[Extracted data entries]
..........

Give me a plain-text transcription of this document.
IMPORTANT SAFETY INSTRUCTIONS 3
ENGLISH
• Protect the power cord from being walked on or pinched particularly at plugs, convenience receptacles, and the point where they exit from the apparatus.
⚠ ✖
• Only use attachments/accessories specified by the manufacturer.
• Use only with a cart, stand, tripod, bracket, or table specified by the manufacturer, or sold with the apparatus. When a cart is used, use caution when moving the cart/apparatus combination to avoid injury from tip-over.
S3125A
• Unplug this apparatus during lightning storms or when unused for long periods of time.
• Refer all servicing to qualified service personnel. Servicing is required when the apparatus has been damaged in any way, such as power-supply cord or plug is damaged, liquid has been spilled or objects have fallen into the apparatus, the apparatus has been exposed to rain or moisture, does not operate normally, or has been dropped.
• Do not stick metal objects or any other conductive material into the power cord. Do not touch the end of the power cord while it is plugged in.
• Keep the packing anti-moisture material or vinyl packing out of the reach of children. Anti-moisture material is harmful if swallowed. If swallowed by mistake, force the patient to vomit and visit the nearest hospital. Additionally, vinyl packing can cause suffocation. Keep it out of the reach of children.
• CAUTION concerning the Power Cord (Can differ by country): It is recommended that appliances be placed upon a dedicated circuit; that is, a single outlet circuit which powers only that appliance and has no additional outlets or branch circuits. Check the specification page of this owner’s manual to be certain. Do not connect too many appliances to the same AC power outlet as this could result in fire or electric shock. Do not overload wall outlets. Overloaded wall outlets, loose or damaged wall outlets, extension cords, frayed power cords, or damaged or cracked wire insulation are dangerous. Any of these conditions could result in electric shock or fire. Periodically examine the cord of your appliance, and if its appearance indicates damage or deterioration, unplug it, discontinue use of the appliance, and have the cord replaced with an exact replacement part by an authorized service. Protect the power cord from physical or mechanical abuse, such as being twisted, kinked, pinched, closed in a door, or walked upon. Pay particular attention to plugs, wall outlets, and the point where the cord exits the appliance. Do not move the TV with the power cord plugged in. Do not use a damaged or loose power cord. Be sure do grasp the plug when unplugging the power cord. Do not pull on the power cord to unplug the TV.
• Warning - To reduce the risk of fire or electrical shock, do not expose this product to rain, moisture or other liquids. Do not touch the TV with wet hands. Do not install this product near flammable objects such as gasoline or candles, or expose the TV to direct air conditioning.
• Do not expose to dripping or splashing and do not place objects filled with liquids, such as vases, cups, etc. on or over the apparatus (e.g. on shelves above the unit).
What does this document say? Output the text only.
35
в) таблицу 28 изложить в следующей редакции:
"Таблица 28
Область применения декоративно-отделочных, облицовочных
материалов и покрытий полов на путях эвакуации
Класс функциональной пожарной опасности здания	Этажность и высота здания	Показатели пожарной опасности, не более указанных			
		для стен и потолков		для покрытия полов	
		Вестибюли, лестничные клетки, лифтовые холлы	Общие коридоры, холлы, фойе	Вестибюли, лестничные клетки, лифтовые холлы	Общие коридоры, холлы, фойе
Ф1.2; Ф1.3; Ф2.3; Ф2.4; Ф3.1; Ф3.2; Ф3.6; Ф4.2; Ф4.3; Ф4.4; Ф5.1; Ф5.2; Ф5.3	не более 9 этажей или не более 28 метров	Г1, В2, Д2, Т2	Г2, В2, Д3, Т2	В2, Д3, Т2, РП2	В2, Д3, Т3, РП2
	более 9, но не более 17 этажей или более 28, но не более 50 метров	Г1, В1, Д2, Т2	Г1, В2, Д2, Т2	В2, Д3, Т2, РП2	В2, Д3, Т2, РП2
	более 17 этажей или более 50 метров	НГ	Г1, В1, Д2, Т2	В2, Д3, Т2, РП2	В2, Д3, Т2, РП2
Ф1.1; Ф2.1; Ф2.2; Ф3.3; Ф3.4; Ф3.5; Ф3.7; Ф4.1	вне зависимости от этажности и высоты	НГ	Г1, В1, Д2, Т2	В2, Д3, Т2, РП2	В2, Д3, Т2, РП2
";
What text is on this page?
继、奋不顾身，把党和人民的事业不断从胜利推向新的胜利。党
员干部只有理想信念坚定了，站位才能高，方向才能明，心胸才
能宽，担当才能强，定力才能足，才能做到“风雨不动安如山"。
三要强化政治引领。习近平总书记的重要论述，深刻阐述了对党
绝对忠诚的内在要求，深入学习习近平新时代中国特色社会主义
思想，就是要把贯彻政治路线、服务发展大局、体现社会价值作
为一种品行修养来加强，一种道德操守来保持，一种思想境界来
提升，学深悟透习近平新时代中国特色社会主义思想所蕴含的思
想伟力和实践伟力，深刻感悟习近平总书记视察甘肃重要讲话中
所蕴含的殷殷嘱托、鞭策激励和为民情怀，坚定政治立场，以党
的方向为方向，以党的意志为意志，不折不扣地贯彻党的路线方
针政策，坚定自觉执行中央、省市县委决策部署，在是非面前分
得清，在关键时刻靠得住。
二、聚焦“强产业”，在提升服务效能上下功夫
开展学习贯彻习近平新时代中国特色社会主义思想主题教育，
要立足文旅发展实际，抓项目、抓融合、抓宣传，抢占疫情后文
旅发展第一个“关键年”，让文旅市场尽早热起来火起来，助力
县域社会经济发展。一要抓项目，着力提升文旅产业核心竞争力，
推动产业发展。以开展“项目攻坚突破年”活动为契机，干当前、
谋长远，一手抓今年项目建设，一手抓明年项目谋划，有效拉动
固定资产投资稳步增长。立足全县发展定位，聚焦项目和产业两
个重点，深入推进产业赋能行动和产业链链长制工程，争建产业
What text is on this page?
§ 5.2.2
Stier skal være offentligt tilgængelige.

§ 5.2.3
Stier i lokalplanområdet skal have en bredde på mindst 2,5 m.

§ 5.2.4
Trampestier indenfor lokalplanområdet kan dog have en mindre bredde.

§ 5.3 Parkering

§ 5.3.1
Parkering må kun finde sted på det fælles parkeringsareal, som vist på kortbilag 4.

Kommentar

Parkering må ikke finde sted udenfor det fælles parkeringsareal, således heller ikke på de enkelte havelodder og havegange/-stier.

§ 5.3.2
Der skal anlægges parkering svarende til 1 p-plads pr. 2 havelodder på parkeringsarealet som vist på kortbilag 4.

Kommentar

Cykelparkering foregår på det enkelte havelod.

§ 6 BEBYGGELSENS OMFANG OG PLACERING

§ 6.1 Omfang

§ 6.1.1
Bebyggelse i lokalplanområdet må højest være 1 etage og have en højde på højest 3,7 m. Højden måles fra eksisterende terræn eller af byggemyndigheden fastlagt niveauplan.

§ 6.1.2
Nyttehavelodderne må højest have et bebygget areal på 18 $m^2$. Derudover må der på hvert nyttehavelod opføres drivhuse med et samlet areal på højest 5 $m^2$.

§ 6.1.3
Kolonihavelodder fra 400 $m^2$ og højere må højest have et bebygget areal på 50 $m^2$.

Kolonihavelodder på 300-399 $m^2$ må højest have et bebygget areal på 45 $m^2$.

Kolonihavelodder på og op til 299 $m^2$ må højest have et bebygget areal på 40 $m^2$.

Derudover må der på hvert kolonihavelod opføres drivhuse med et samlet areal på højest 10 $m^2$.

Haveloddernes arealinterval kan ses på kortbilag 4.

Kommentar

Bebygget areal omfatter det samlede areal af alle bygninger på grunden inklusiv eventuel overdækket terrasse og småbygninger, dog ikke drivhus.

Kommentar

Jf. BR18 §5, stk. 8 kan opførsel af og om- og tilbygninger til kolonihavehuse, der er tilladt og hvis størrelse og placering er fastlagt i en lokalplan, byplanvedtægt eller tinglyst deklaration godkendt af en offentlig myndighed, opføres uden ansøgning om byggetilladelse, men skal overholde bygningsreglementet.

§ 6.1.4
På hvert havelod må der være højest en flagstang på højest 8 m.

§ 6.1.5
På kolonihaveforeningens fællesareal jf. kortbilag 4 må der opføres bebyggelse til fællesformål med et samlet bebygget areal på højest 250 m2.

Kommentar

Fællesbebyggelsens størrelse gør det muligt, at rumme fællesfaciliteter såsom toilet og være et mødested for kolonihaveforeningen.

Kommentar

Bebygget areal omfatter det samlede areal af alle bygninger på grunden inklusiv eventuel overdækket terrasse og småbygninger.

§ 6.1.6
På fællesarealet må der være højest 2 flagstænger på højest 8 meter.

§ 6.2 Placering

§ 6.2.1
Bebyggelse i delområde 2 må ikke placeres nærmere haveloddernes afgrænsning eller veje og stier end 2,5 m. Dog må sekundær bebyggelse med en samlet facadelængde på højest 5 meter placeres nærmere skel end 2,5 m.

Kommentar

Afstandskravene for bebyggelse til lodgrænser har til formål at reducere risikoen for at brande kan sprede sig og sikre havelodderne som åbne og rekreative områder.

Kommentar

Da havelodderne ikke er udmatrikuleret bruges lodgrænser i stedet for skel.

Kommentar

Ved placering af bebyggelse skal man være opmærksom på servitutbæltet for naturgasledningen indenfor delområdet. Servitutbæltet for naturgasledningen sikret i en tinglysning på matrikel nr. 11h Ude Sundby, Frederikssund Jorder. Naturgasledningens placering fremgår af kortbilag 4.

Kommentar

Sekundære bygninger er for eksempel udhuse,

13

..........

■ TASK STATEMENT ■
Pick out each line in the material containing "lokalplanområdet".

■ EXPECTED ANSWER ■
Stier i lokalplanområdet skal have en bredde på mindst 2,5 m.
Trampestier indenfor lokalplanområdet kan dog have en mindre bredde.
Bebyggelse i lokalplanområdet må højest være 1 etage og have en højde på højest 3,7 m. Højden måles fra eksisterende terræn eller af byggemyndigheden fastlagt niveauplan.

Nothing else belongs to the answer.